DESCRIPTION OF THE TASK: Which lines contain the word "text"? Return each of them as written.

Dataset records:
________

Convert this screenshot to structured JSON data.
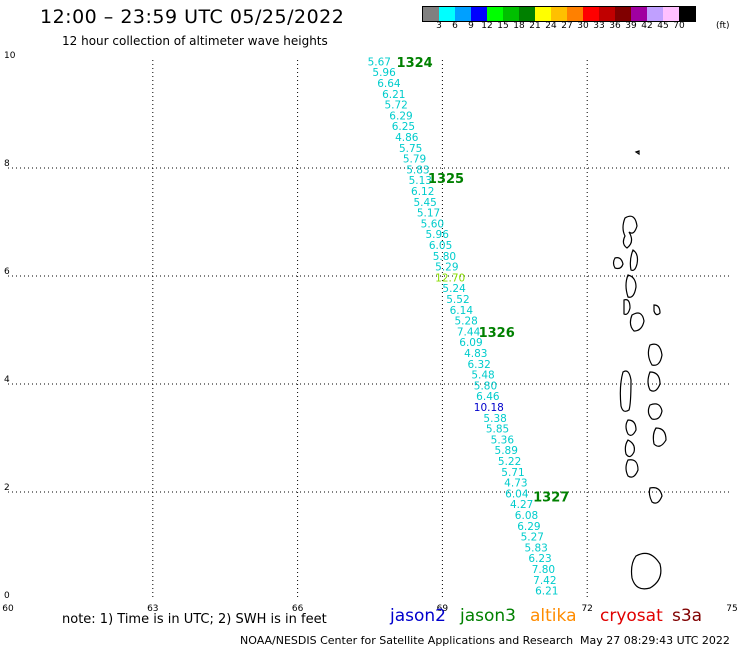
{
  "title": "12:00 – 23:59 UTC 05/25/2022",
  "subtitle": "12 hour collection of altimeter wave heights",
  "colorbar": {
    "unit": "(ft)",
    "labels": [
      "3",
      "6",
      "9",
      "12",
      "15",
      "18",
      "21",
      "24",
      "27",
      "30",
      "33",
      "36",
      "39",
      "42",
      "45",
      "70"
    ],
    "colors": [
      "#808080",
      "#00ffff",
      "#00a0ff",
      "#0000ff",
      "#00ff00",
      "#00c000",
      "#008000",
      "#ffff00",
      "#ffc000",
      "#ff8000",
      "#ff0000",
      "#c00000",
      "#800000",
      "#a000a0",
      "#c0a0ff",
      "#ffc0ff",
      "#000000"
    ]
  },
  "axes": {
    "x_ticks": [
      "60",
      "63",
      "66",
      "69",
      "72",
      "75"
    ],
    "y_ticks": [
      "0",
      "2",
      "4",
      "6",
      "8",
      "10"
    ]
  },
  "note": "note:  1) Time is in UTC;  2) SWH is in feet",
  "satellites": [
    {
      "name": "jason2",
      "color": "#0000cc"
    },
    {
      "name": "jason3",
      "color": "#008000"
    },
    {
      "name": "altika",
      "color": "#ff8c00"
    },
    {
      "name": "cryosat",
      "color": "#e00000"
    },
    {
      "name": "s3a",
      "color": "#800000"
    }
  ],
  "footer": {
    "center": "NOAA/NESDIS Center for Satellite Applications and Research",
    "timestamp": "May 27 08:29:43 UTC 2022"
  },
  "time_labels": [
    {
      "text": "1324",
      "lon": 68.05,
      "lat": 9.87
    },
    {
      "text": "1325",
      "lon": 68.7,
      "lat": 7.72
    },
    {
      "text": "1326",
      "lon": 69.75,
      "lat": 4.87
    },
    {
      "text": "1327",
      "lon": 70.88,
      "lat": 1.82
    }
  ],
  "wave_heights": [
    {
      "v": "5.67",
      "lon": 67.45,
      "lat": 9.9,
      "c": "#00cccc"
    },
    {
      "v": "5.96",
      "lon": 67.55,
      "lat": 9.7,
      "c": "#00cccc"
    },
    {
      "v": "6.64",
      "lon": 67.65,
      "lat": 9.5,
      "c": "#00cccc"
    },
    {
      "v": "6.21",
      "lon": 67.75,
      "lat": 9.3,
      "c": "#00cccc"
    },
    {
      "v": "5.72",
      "lon": 67.8,
      "lat": 9.1,
      "c": "#00cccc"
    },
    {
      "v": "6.29",
      "lon": 67.9,
      "lat": 8.9,
      "c": "#00cccc"
    },
    {
      "v": "6.25",
      "lon": 67.95,
      "lat": 8.7,
      "c": "#00cccc"
    },
    {
      "v": "4.86",
      "lon": 68.02,
      "lat": 8.5,
      "c": "#00cccc"
    },
    {
      "v": "5.75",
      "lon": 68.1,
      "lat": 8.3,
      "c": "#00cccc"
    },
    {
      "v": "5.79",
      "lon": 68.18,
      "lat": 8.1,
      "c": "#00cccc"
    },
    {
      "v": "5.83",
      "lon": 68.25,
      "lat": 7.9,
      "c": "#00cccc"
    },
    {
      "v": "5.13",
      "lon": 68.3,
      "lat": 7.7,
      "c": "#00cccc"
    },
    {
      "v": "6.12",
      "lon": 68.35,
      "lat": 7.5,
      "c": "#00cccc"
    },
    {
      "v": "5.45",
      "lon": 68.4,
      "lat": 7.3,
      "c": "#00cccc"
    },
    {
      "v": "5.17",
      "lon": 68.47,
      "lat": 7.1,
      "c": "#00cccc"
    },
    {
      "v": "5.60",
      "lon": 68.55,
      "lat": 6.9,
      "c": "#00cccc"
    },
    {
      "v": "5.96",
      "lon": 68.65,
      "lat": 6.7,
      "c": "#00cccc"
    },
    {
      "v": "6.05",
      "lon": 68.72,
      "lat": 6.5,
      "c": "#00cccc"
    },
    {
      "v": "5.80",
      "lon": 68.8,
      "lat": 6.3,
      "c": "#00cccc"
    },
    {
      "v": "5.29",
      "lon": 68.85,
      "lat": 6.1,
      "c": "#00cccc"
    },
    {
      "v": "12.70",
      "lon": 68.85,
      "lat": 5.9,
      "c": "#88dd00"
    },
    {
      "v": "5.24",
      "lon": 69.0,
      "lat": 5.7,
      "c": "#00cccc"
    },
    {
      "v": "5.52",
      "lon": 69.08,
      "lat": 5.5,
      "c": "#00cccc"
    },
    {
      "v": "6.14",
      "lon": 69.15,
      "lat": 5.3,
      "c": "#00cccc"
    },
    {
      "v": "5.28",
      "lon": 69.25,
      "lat": 5.1,
      "c": "#00cccc"
    },
    {
      "v": "7.44",
      "lon": 69.3,
      "lat": 4.9,
      "c": "#00cccc"
    },
    {
      "v": "6.09",
      "lon": 69.35,
      "lat": 4.7,
      "c": "#00cccc"
    },
    {
      "v": "4.83",
      "lon": 69.45,
      "lat": 4.5,
      "c": "#00cccc"
    },
    {
      "v": "6.32",
      "lon": 69.52,
      "lat": 4.3,
      "c": "#00cccc"
    },
    {
      "v": "5.48",
      "lon": 69.6,
      "lat": 4.1,
      "c": "#00cccc"
    },
    {
      "v": "5.80",
      "lon": 69.65,
      "lat": 3.9,
      "c": "#00cccc"
    },
    {
      "v": "6.46",
      "lon": 69.7,
      "lat": 3.7,
      "c": "#00cccc"
    },
    {
      "v": "10.18",
      "lon": 69.65,
      "lat": 3.5,
      "c": "#0000cc"
    },
    {
      "v": "5.38",
      "lon": 69.85,
      "lat": 3.3,
      "c": "#00cccc"
    },
    {
      "v": "5.85",
      "lon": 69.9,
      "lat": 3.1,
      "c": "#00cccc"
    },
    {
      "v": "5.36",
      "lon": 70.0,
      "lat": 2.9,
      "c": "#00cccc"
    },
    {
      "v": "5.89",
      "lon": 70.08,
      "lat": 2.7,
      "c": "#00cccc"
    },
    {
      "v": "5.22",
      "lon": 70.15,
      "lat": 2.5,
      "c": "#00cccc"
    },
    {
      "v": "5.71",
      "lon": 70.22,
      "lat": 2.3,
      "c": "#00cccc"
    },
    {
      "v": "4.73",
      "lon": 70.28,
      "lat": 2.1,
      "c": "#00cccc"
    },
    {
      "v": "6.04",
      "lon": 70.3,
      "lat": 1.9,
      "c": "#00cccc"
    },
    {
      "v": "4.27",
      "lon": 70.4,
      "lat": 1.7,
      "c": "#00cccc"
    },
    {
      "v": "6.08",
      "lon": 70.5,
      "lat": 1.5,
      "c": "#00cccc"
    },
    {
      "v": "6.29",
      "lon": 70.55,
      "lat": 1.3,
      "c": "#00cccc"
    },
    {
      "v": "5.27",
      "lon": 70.62,
      "lat": 1.1,
      "c": "#00cccc"
    },
    {
      "v": "5.83",
      "lon": 70.7,
      "lat": 0.9,
      "c": "#00cccc"
    },
    {
      "v": "6.23",
      "lon": 70.78,
      "lat": 0.7,
      "c": "#00cccc"
    },
    {
      "v": "7.80",
      "lon": 70.85,
      "lat": 0.5,
      "c": "#00cccc"
    },
    {
      "v": "7.42",
      "lon": 70.88,
      "lat": 0.3,
      "c": "#00cccc"
    },
    {
      "v": "6.21",
      "lon": 70.92,
      "lat": 0.1,
      "c": "#00cccc"
    }
  ]
}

________

WRITTEN REPLY:
      "text": "1324",
      "text": "1325",
      "text": "1326",
      "text": "1327",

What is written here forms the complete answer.